▸ **DIRECTIONS FOR THIS TASK**
Copy the listing below line for line without changing anything, and leave out the picture.

▸ **ROWS**
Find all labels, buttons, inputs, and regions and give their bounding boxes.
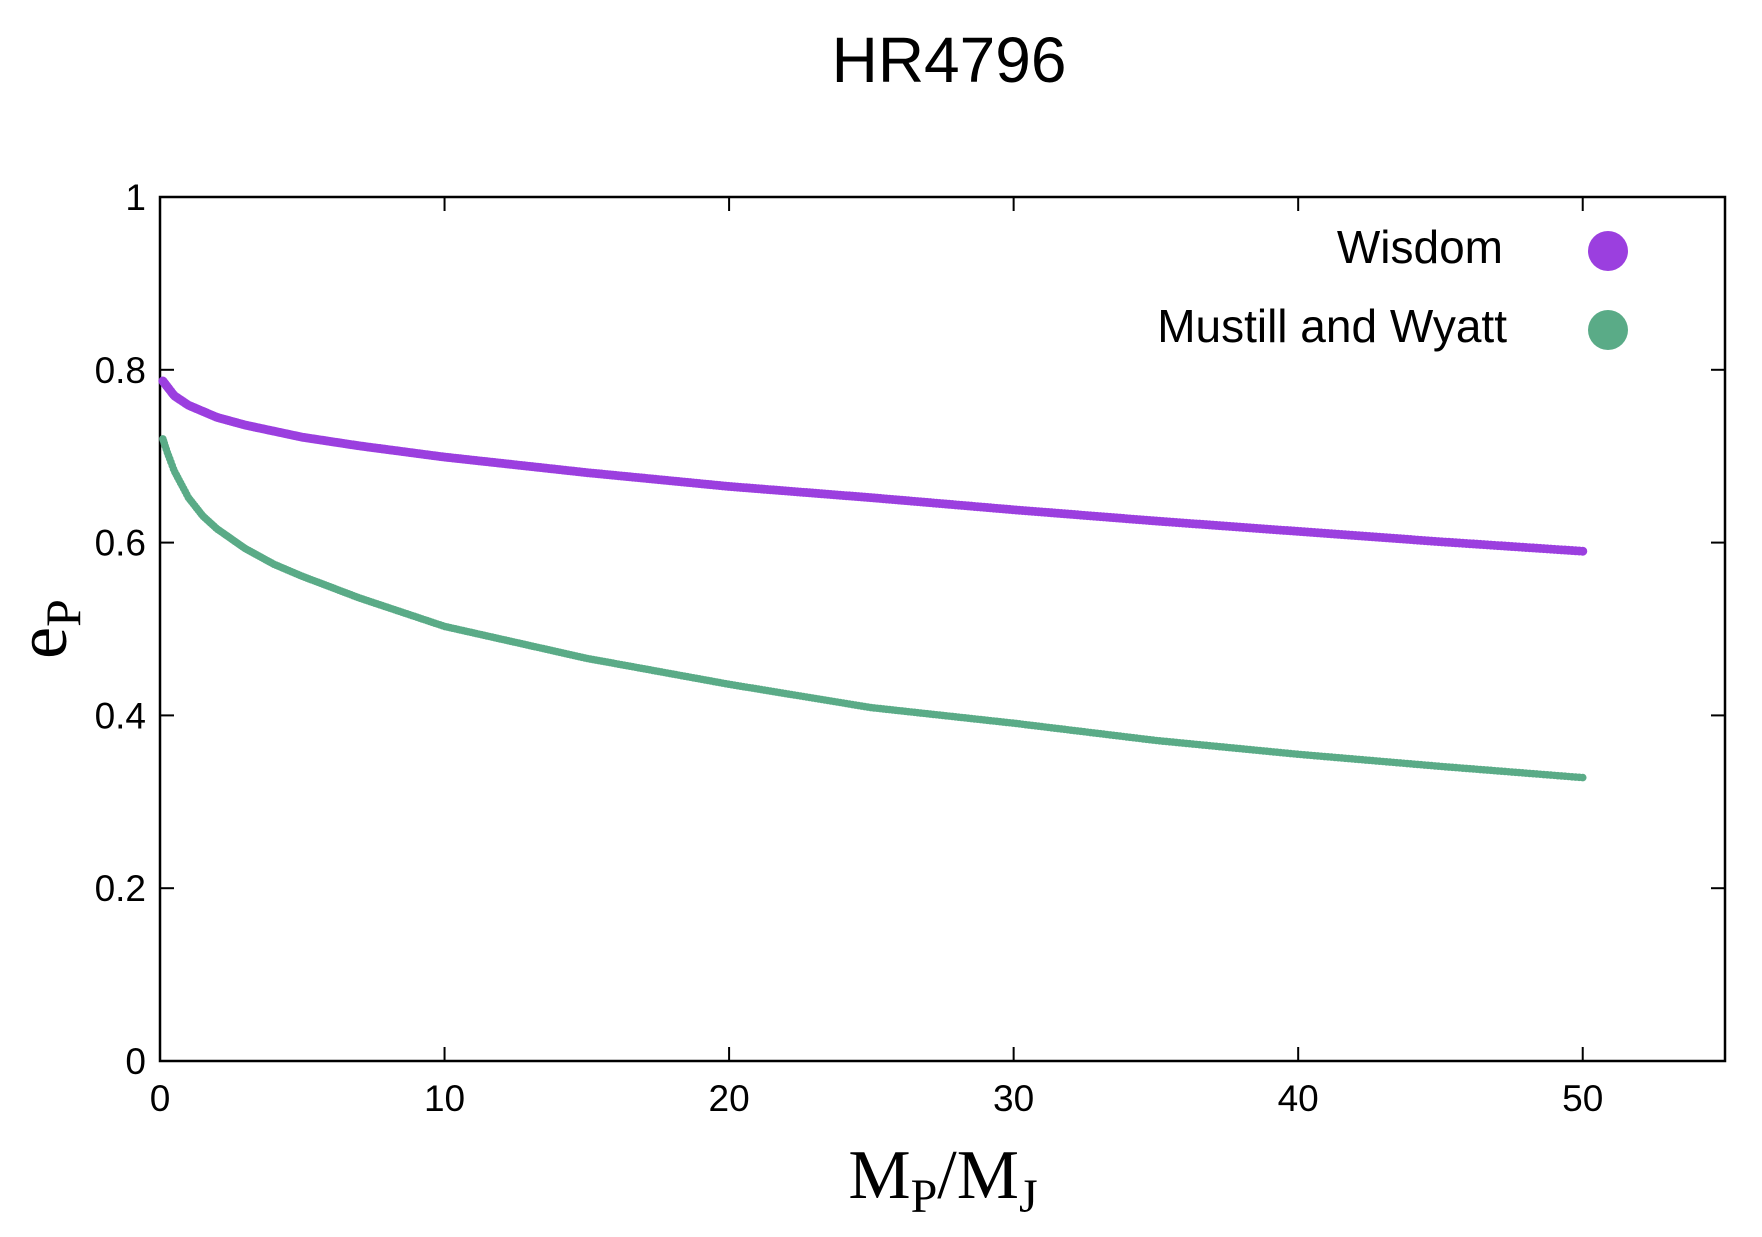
y-tick-label: 0.8	[95, 350, 146, 391]
y-tick-label: 1	[125, 177, 146, 218]
series-wisdom	[158, 376, 1588, 556]
y-tick-label: 0.4	[95, 695, 146, 736]
data-point	[1578, 546, 1588, 556]
legend-label-wisdom: Wisdom	[1337, 221, 1503, 273]
data-point	[1578, 773, 1587, 782]
x-tick-label: 40	[1278, 1078, 1319, 1119]
axis-ticks: 0 10 20 30 40 50 0 0.2 0.4 0.6 0.8 1	[95, 177, 1725, 1119]
y-tick-label: 0.6	[95, 523, 146, 564]
x-tick-label: 30	[993, 1078, 1034, 1119]
y-axis-label: eP	[2, 599, 91, 659]
x-tick-label: 0	[150, 1078, 171, 1119]
legend-marker-mustill-and-wyatt	[1588, 310, 1628, 350]
legend: Wisdom Mustill and Wyatt	[1157, 221, 1628, 352]
x-axis-label: MP/MJ	[848, 1137, 1037, 1223]
x-tick-label: 50	[1562, 1078, 1603, 1119]
y-tick-label: 0	[125, 1041, 146, 1082]
x-tick-label: 20	[709, 1078, 750, 1119]
series-layer	[158, 376, 1588, 782]
plot-frame	[158, 195, 1727, 1063]
y-tick-label: 0.2	[95, 868, 146, 909]
legend-label-mustill-and-wyatt: Mustill and Wyatt	[1157, 300, 1507, 352]
legend-marker-wisdom	[1588, 231, 1628, 271]
chart-title: HR4796	[832, 24, 1067, 96]
series-mustill-and-wyatt	[159, 435, 1587, 782]
x-tick-label: 10	[424, 1078, 465, 1119]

▸ **RESPONSE**
Find all labels, buttons, inputs, and regions and give their bounding boxes.
y-tick-label: 0.8	[95, 350, 146, 391]
y-tick-label: 1	[125, 177, 146, 218]
series-wisdom	[158, 376, 1588, 556]
y-tick-label: 0.4	[95, 695, 146, 736]
data-point	[1578, 546, 1588, 556]
legend-label-wisdom: Wisdom	[1337, 221, 1503, 273]
data-point	[1578, 773, 1587, 782]
x-tick-label: 40	[1278, 1078, 1319, 1119]
axis-ticks: 0 10 20 30 40 50 0 0.2 0.4 0.6 0.8 1	[95, 177, 1725, 1119]
y-tick-label: 0.6	[95, 523, 146, 564]
x-tick-label: 30	[993, 1078, 1034, 1119]
y-axis-label: eP	[2, 599, 91, 659]
x-tick-label: 0	[150, 1078, 171, 1119]
legend-marker-mustill-and-wyatt	[1588, 310, 1628, 350]
legend: Wisdom Mustill and Wyatt	[1157, 221, 1628, 352]
x-axis-label: MP/MJ	[848, 1137, 1037, 1223]
x-tick-label: 50	[1562, 1078, 1603, 1119]
y-tick-label: 0	[125, 1041, 146, 1082]
x-tick-label: 20	[709, 1078, 750, 1119]
series-layer	[158, 376, 1588, 782]
plot-frame	[158, 195, 1727, 1063]
y-tick-label: 0.2	[95, 868, 146, 909]
legend-label-mustill-and-wyatt: Mustill and Wyatt	[1157, 300, 1507, 352]
legend-marker-wisdom	[1588, 231, 1628, 271]
chart-title: HR4796	[832, 24, 1067, 96]
series-mustill-and-wyatt	[159, 435, 1587, 782]
x-tick-label: 10	[424, 1078, 465, 1119]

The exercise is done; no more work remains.